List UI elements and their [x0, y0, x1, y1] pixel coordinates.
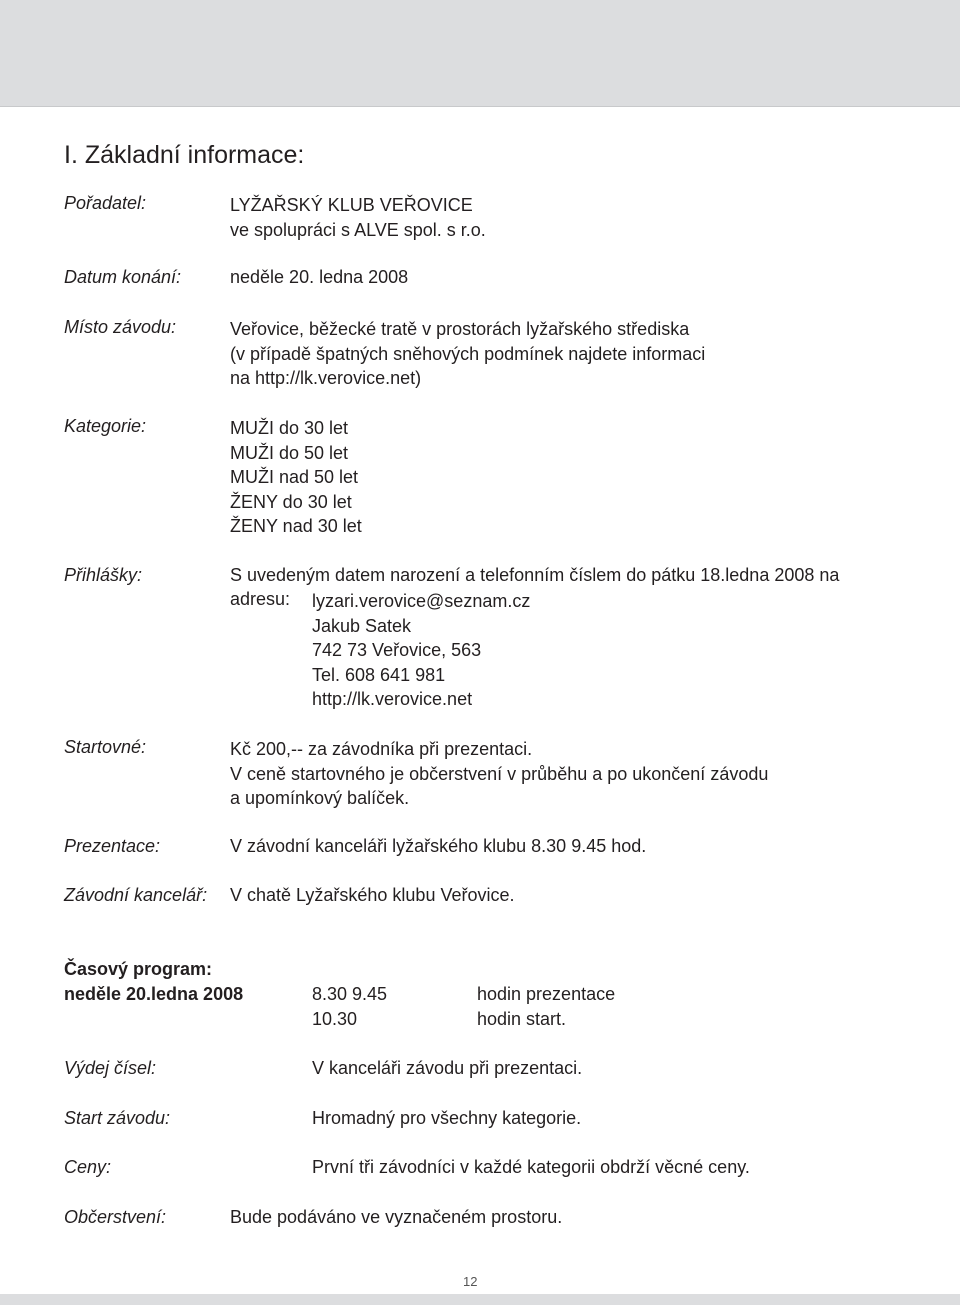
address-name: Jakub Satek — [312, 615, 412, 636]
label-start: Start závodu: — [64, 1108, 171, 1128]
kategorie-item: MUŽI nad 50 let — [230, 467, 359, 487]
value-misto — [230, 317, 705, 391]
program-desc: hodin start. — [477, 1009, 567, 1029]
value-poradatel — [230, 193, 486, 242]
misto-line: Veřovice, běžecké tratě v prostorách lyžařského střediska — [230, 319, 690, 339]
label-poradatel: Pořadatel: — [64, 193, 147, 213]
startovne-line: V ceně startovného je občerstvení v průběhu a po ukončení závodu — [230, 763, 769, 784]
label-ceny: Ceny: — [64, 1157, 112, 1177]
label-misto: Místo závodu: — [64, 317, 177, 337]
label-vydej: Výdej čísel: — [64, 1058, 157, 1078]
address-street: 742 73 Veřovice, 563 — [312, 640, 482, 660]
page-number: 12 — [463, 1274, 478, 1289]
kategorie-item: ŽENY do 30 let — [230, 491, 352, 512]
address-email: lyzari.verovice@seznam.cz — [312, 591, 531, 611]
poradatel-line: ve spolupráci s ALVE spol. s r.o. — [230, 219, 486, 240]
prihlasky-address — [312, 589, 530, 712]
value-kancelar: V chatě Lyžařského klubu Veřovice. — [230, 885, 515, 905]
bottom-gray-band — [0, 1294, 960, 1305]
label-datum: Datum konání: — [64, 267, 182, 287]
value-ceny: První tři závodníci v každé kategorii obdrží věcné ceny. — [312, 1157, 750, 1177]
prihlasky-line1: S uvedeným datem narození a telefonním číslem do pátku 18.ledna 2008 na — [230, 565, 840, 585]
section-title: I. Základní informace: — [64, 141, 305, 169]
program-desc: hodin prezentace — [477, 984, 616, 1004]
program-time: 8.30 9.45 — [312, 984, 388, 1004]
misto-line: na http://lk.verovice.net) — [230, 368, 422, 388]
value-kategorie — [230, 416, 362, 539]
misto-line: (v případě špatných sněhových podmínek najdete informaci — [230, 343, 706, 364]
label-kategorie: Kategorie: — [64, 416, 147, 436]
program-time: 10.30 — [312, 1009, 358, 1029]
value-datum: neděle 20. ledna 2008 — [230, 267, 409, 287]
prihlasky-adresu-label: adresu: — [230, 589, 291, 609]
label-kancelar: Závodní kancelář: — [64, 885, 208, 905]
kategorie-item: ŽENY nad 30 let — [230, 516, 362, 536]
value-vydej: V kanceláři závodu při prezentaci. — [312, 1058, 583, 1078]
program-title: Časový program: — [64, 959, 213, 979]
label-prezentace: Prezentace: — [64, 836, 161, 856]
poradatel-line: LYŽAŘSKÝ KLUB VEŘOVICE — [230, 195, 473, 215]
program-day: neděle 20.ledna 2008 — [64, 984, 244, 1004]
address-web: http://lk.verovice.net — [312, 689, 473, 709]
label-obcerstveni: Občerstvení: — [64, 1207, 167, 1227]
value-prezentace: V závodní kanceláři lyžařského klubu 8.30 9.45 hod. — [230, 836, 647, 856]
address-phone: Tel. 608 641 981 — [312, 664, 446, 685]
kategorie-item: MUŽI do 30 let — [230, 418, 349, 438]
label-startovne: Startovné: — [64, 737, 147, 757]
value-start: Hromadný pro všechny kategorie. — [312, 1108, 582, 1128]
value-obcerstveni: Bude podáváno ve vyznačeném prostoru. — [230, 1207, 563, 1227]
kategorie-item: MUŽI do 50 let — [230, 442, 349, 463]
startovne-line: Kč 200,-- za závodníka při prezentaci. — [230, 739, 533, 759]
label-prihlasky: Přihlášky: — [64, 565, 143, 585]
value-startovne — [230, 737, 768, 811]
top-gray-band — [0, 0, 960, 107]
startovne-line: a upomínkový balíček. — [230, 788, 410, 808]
--
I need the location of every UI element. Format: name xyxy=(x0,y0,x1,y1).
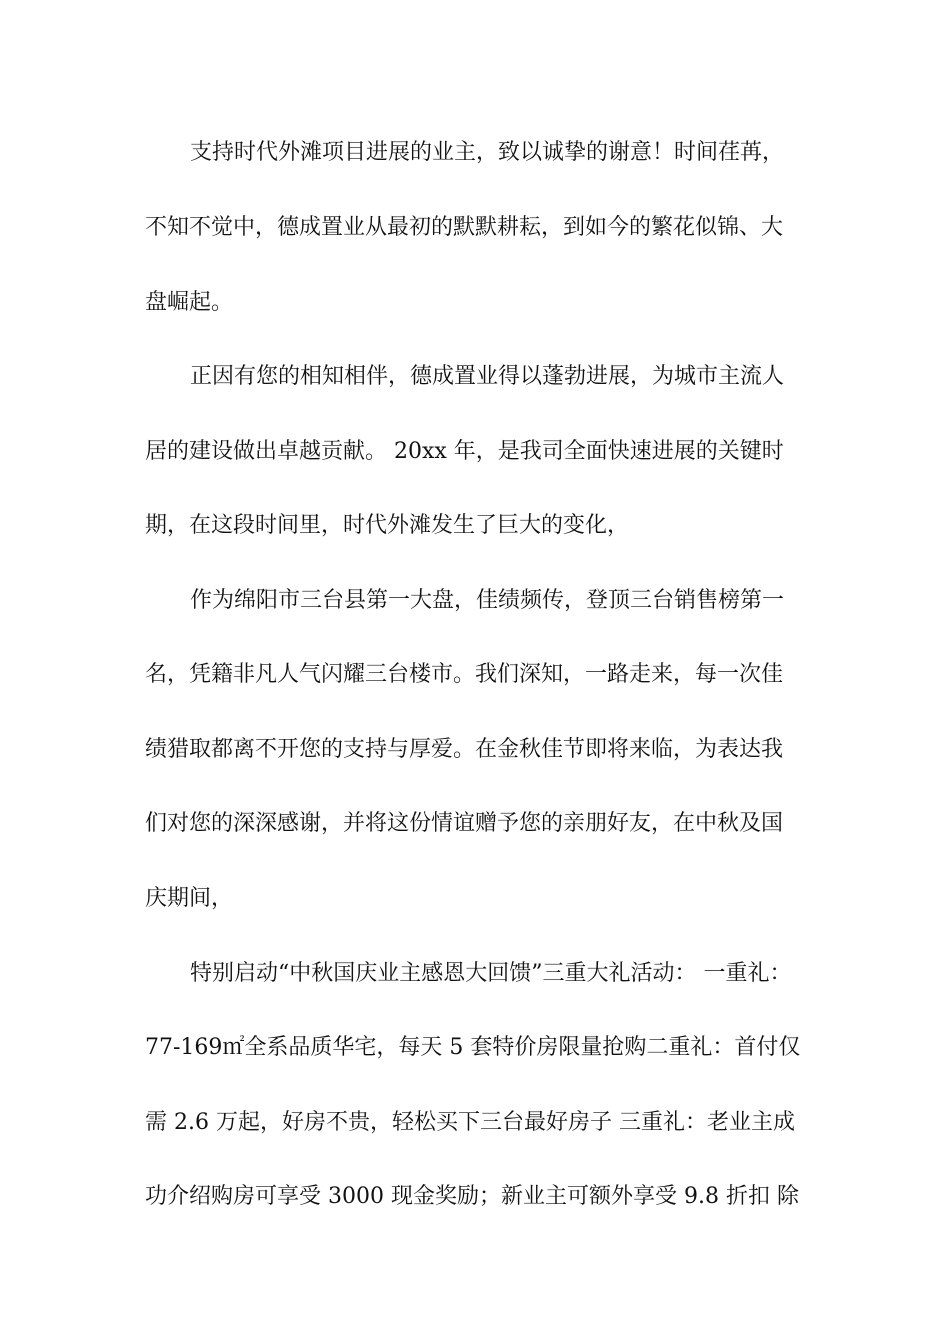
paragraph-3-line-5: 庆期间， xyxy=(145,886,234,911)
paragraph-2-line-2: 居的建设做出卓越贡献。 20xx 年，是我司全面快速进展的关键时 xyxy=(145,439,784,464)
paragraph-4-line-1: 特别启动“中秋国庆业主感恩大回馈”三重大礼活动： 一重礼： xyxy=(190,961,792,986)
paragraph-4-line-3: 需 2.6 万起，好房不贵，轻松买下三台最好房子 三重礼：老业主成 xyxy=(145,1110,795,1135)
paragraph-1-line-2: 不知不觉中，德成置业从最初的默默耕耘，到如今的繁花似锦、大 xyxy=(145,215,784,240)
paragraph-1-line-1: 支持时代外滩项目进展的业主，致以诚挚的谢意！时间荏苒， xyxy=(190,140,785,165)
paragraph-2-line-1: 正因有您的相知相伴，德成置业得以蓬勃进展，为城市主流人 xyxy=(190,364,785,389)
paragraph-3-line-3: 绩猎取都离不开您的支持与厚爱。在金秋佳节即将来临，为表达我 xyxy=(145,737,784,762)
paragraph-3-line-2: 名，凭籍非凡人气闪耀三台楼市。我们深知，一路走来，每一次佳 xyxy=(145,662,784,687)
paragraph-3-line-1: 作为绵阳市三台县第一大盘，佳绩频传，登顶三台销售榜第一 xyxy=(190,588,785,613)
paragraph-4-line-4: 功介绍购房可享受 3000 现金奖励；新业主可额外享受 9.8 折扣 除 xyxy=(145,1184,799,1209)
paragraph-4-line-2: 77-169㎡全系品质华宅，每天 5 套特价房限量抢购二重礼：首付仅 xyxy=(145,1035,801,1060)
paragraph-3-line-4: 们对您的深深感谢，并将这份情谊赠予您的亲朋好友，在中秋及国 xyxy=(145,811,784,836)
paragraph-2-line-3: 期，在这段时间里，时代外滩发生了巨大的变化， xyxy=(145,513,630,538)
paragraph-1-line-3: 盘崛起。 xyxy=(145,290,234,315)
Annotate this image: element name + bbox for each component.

PROBLEM DESCRIPTION -> Copy the lines above word for word, from the line with "paragraph-3-line-5: 庆期间， xyxy=(145,886,234,911)" up to and including the line with "Annotate this image: element".

RESULT OF THE EXERCISE ->
paragraph-3-line-5: 庆期间， xyxy=(145,886,234,911)
paragraph-2-line-2: 居的建设做出卓越贡献。 20xx 年，是我司全面快速进展的关键时 xyxy=(145,439,784,464)
paragraph-4-line-1: 特别启动“中秋国庆业主感恩大回馈”三重大礼活动： 一重礼： xyxy=(190,961,792,986)
paragraph-4-line-3: 需 2.6 万起，好房不贵，轻松买下三台最好房子 三重礼：老业主成 xyxy=(145,1110,795,1135)
paragraph-1-line-2: 不知不觉中，德成置业从最初的默默耕耘，到如今的繁花似锦、大 xyxy=(145,215,784,240)
paragraph-1-line-1: 支持时代外滩项目进展的业主，致以诚挚的谢意！时间荏苒， xyxy=(190,140,785,165)
paragraph-2-line-1: 正因有您的相知相伴，德成置业得以蓬勃进展，为城市主流人 xyxy=(190,364,785,389)
paragraph-3-line-3: 绩猎取都离不开您的支持与厚爱。在金秋佳节即将来临，为表达我 xyxy=(145,737,784,762)
paragraph-3-line-2: 名，凭籍非凡人气闪耀三台楼市。我们深知，一路走来，每一次佳 xyxy=(145,662,784,687)
paragraph-3-line-1: 作为绵阳市三台县第一大盘，佳绩频传，登顶三台销售榜第一 xyxy=(190,588,785,613)
paragraph-4-line-4: 功介绍购房可享受 3000 现金奖励；新业主可额外享受 9.8 折扣 除 xyxy=(145,1184,799,1209)
paragraph-4-line-2: 77-169㎡全系品质华宅，每天 5 套特价房限量抢购二重礼：首付仅 xyxy=(145,1035,801,1060)
paragraph-3-line-4: 们对您的深深感谢，并将这份情谊赠予您的亲朋好友，在中秋及国 xyxy=(145,811,784,836)
paragraph-2-line-3: 期，在这段时间里，时代外滩发生了巨大的变化， xyxy=(145,513,630,538)
paragraph-1-line-3: 盘崛起。 xyxy=(145,290,234,315)
Annotate this image: element name + bbox for each component.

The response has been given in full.